— start of Given data —

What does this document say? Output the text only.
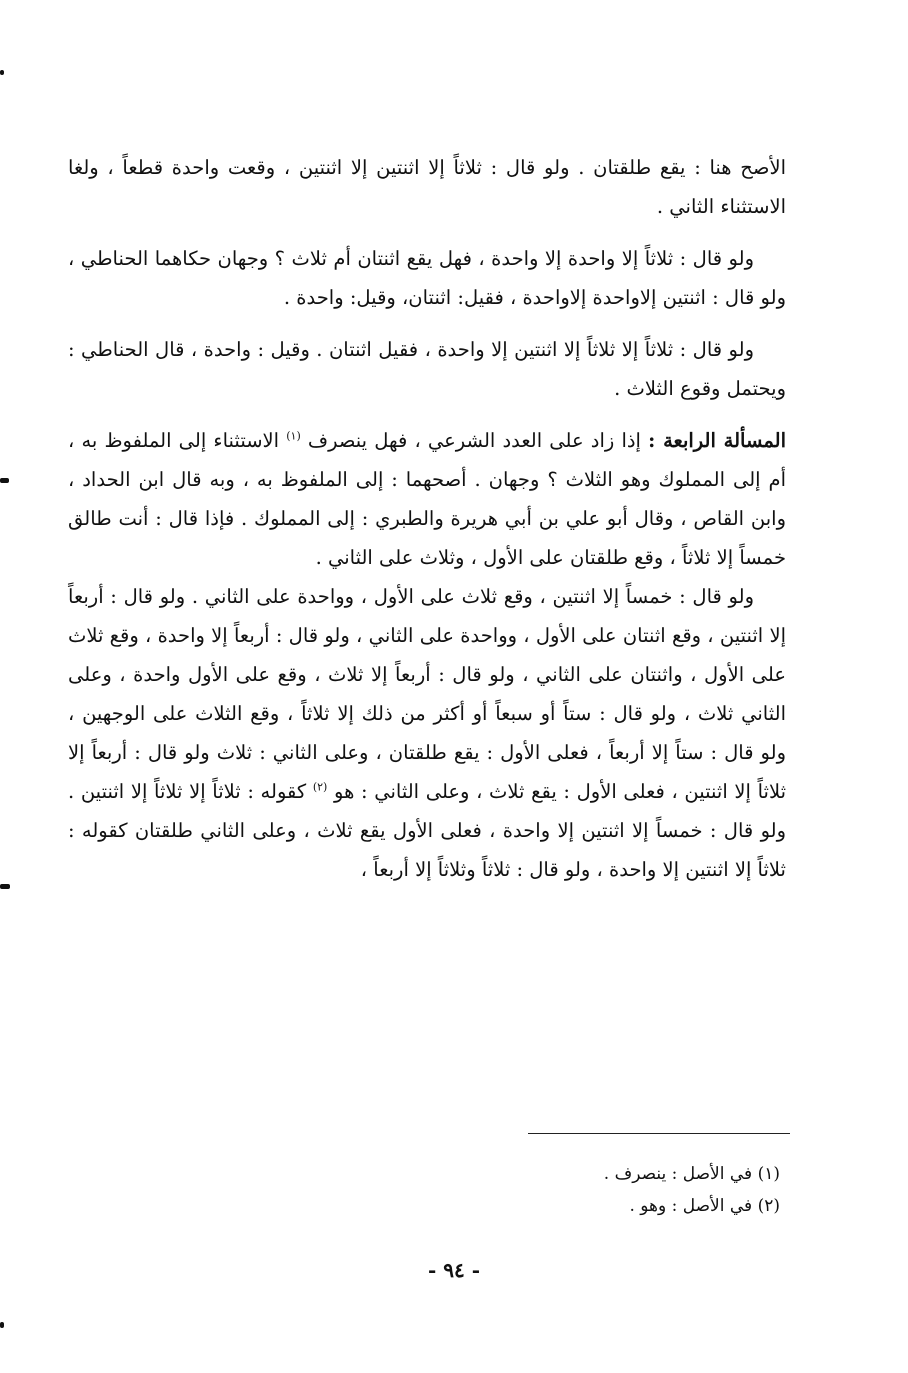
الأصح هنا : يقع طلقتان . ولو قال : ثلاثاً إلا اثنتين إلا اثنتين ، وقعت واحدة قطعاً ، ولغا الاستثناء الثاني .

ولو قال : ثلاثاً إلا واحدة إلا واحدة ، فهل يقع اثنتان أم ثلاث ؟ وجهان حكاهما الحناطي ، ولو قال : اثنتين إلاواحدة إلاواحدة ، فقيل: اثنتان، وقيل: واحدة .

ولو قال : ثلاثاً إلا ثلاثاً إلا اثنتين إلا واحدة ، فقيل اثنتان . وقيل : واحدة ، قال الحناطي : ويحتمل وقوع الثلاث .

المسألة الرابعة : إذا زاد على العدد الشرعي ، فهل ينصرف $^{(١)}$ الاستثناء إلى الملفوظ به ، أم إلى المملوك وهو الثلاث ؟ وجهان . أصحهما : إلى الملفوظ به ، وبه قال ابن الحداد ، وابن القاص ، وقال أبو علي بن أبي هريرة والطبري : إلى المملوك . فإذا قال : أنت طالق خمساً إلا ثلاثاً ، وقع طلقتان على الأول ، وثلاث على الثاني .

ولو قال : خمساً إلا اثنتين ، وقع ثلاث على الأول ، وواحدة على الثاني . ولو قال : أربعاً إلا اثنتين ، وقع اثنتان على الأول ، وواحدة على الثاني ، ولو قال : أربعاً إلا واحدة ، وقع ثلاث على الأول ، واثنتان على الثاني ، ولو قال : أربعاً إلا ثلاث ، وقع على الأول واحدة ، وعلى الثاني ثلاث ، ولو قال : ستاً أو سبعاً أو أكثر من ذلك إلا ثلاثاً ، وقع الثلاث على الوجهين ، ولو قال : ستاً إلا أربعاً ، فعلى الأول : يقع طلقتان ، وعلى الثاني : ثلاث ولو قال : أربعاً إلا ثلاثاً إلا اثنتين ، فعلى الأول : يقع ثلاث ، وعلى الثاني : هو $^{(٢)}$ كقوله : ثلاثاً إلا ثلاثاً إلا اثنتين . ولو قال : خمساً إلا اثنتين إلا واحدة ، فعلى الأول يقع ثلاث ، وعلى الثاني طلقتان كقوله : ثلاثاً إلا اثنتين إلا واحدة ، ولو قال : ثلاثاً وثلاثاً إلا أربعاً ،

(١) في الأصل : ينصرف .

(٢) في الأصل : وهو .

- ٩٤ -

— end of Given data —

**What you will do:** Using the listing above, return all lines where the word "وقيل" occurs.

**Solution for this task:**
ولو قال : ثلاثاً إلا واحدة إلا واحدة ، فهل يقع اثنتان أم ثلاث ؟ وجهان حكاهما الحناطي ، ولو قال : اثنتين إلاواحدة إلاواحدة ، فقيل: اثنتان، وقيل: واحدة .
ولو قال : ثلاثاً إلا ثلاثاً إلا اثنتين إلا واحدة ، فقيل اثنتان . وقيل : واحدة ، قال الحناطي : ويحتمل وقوع الثلاث .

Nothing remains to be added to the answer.